▶ [SELECTED EXTRACT]

+ + + + +

The Overcoat

The Overcoat Summary and Analysis of "The Overcoat" Part 3

Summary

When he returns home from work, Akaky compares his old coat to his new one and laughs at the difference. He eats dinner and does no copying work at all afterwards, instead lying in bed until it turns dark and becomes time to go to the party. Though the narrator admits that he does not remember where the other clerk lived, he is sure that the clerk lived in a much better part of town, and therefore far enough away from Akaky to necessitate a long walk. As Akaky walks to the clerk’s house, the sparsely populated and poorly lit streets of his neighborhood slowly give way to a much wealthier, more fashionable part of town, with people out on the streets and flashy carriages. He regards this all as though it is new: “It was several years since he had gone out in the evening” (410). Reaching the clerk’s house, he encounters rows of galoshes and overcoats in a grandly decorated front hall. When the clerks see him, they greet him loudly, and rush to the front hall to examine his new coat again. Akaky is embarrassed by the attention, though “being a pure-hearted man, he could not help rejoicing to see how everyone praised his overcoat” (411). Soon everyone returns to their conversations and card games, and Akaky is left to himself, completely unsure of what to do in this social situation. He leaves as soon as he can, which is still past midnight and Akaky’s ordinary bedtime.

+ + + + +

▶ [DATASET CONTENT]

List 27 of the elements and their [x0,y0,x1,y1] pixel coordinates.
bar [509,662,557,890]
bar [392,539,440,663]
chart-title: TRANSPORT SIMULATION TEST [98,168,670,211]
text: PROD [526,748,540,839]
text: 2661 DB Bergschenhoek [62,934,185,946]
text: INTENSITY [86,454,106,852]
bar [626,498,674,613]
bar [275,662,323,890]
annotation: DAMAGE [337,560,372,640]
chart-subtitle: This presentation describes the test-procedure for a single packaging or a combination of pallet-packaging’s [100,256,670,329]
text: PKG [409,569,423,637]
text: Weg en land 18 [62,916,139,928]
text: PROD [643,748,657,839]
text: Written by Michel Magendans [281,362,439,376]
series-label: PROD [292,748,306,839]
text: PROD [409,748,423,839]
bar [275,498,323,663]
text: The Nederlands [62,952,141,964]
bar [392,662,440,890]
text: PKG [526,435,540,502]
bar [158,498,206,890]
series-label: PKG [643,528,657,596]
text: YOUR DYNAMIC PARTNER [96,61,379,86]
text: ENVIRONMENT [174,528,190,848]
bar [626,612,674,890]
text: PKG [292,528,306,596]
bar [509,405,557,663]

+ + + + +

▶ [TASKS TO CARRY OUT]
**1.** Condense the paragraph of the "The Overcoat" summary that begins "When he returns home from work" into a bulleted list that keeps its main facts.
**2.** Translate this sentence from the "The Overcoat" summary into Spanish: "Reaching the clerk’s house, he encounters rows of galoshes and overcoats in a grandly decorated front hall."
**3.** Extend the "The Overcoat" summary past its final sentence, carrying the account forward from the point where Akaky leaves the party.
The material comes from a separate source.

▶ [ANSWERS]
**1.**
- Home from work, Akaky compares his old coat with the new one and laughs at the difference.
- After dinner he does no copying. He lies in bed until dark, when it is time for the party.
- The narrator does not remember where the host clerk lived. The narrator is sure it was a much better part of town, a long walk from Akaky's home.
- On the way, the sparse, dimly lit streets near Akaky's home give way to a wealthier, fashionable area with people out and flashy carriages. It all seems new to him, since he has not gone out in the evening for several years.
- At the clerk's house, the grandly decorated front hall is lined with galoshes and overcoats.
- The clerks greet him loudly and rush to examine his new coat again. He is embarrassed but glad to hear everyone praise it.
- When the others go back to their conversations and card games, Akaky is left alone and unsure what to do.
- He leaves as soon as he can, which is still past midnight and past his usual bedtime.

**2.** Al llegar a la casa del funcionario, se encuentra con filas de chanclos y abrigos en un vestíbulo suntuosamente decorado.

**3.**
As Akaky completes his initial walk in reverse, the streets—“none too cheerful” even during the day—become darker (412). As he enters an “endless square,” he sees a light flash in a sentry box far away. He is suddenly afraid, and decides that it will be best for him to walk with his eyes closed (412). However, when he opens his eyes to see how far he has walked, he sees some mustached figures right before his face. They mug him, stealing his overcoat and leaving Akaky face down in the snow. Akaky, panicked, shouts, “but his voice never seem[s] to reach the ends of the square” (413). He runs to the sentry box, where he encounters an on-duty policeman. The policeman, however, claims not to have seen anything—he thought that the two men were friends greeting Akaky, and tells Akaky that he should simply go to the inspector the following morning to report the theft. Running home, he meets his landlady, who tells him that he should go not to the inspector but directly to the superintendent, because the inspector will cheat him. Akaky goes in resignation to his room, and “how he spent the night,” the narrator says, “we will leave to the judgment of those capable of entering at least somewhat into another man’s predicament” (414).

When Akaky goes to the superintendent the next day, it is the beginning of his great difficulty in getting authorities to help him with the theft of his overcoat. He is mysteriously denied access to the superintendent multiple times for different reasons, until Akaky finally acts assertively and tells the scriveners in the front room that he must see the superintendent immediately on important business, threatening a complaint if he is denied. Akaky gains access to the superintendent, but instead of listening to Akaky’s story, the superintendent instead begins questioning him, asking Akaky why he was out in the streets so late, and whether he had perhaps visited a brothel. Akaky is so embarrassed that he leaves unsure if anything will be done about his overcoat. Returning to work the next day, he wears his old housecoat, inciting derision from some but pity from others. One sympathetic clerk counsels Akaky not to operate through the police, telling him that the best thing to do will be to write to a “certain important person,” who will refer things to “the proper quarters,” thereby speeding up proceedings (415).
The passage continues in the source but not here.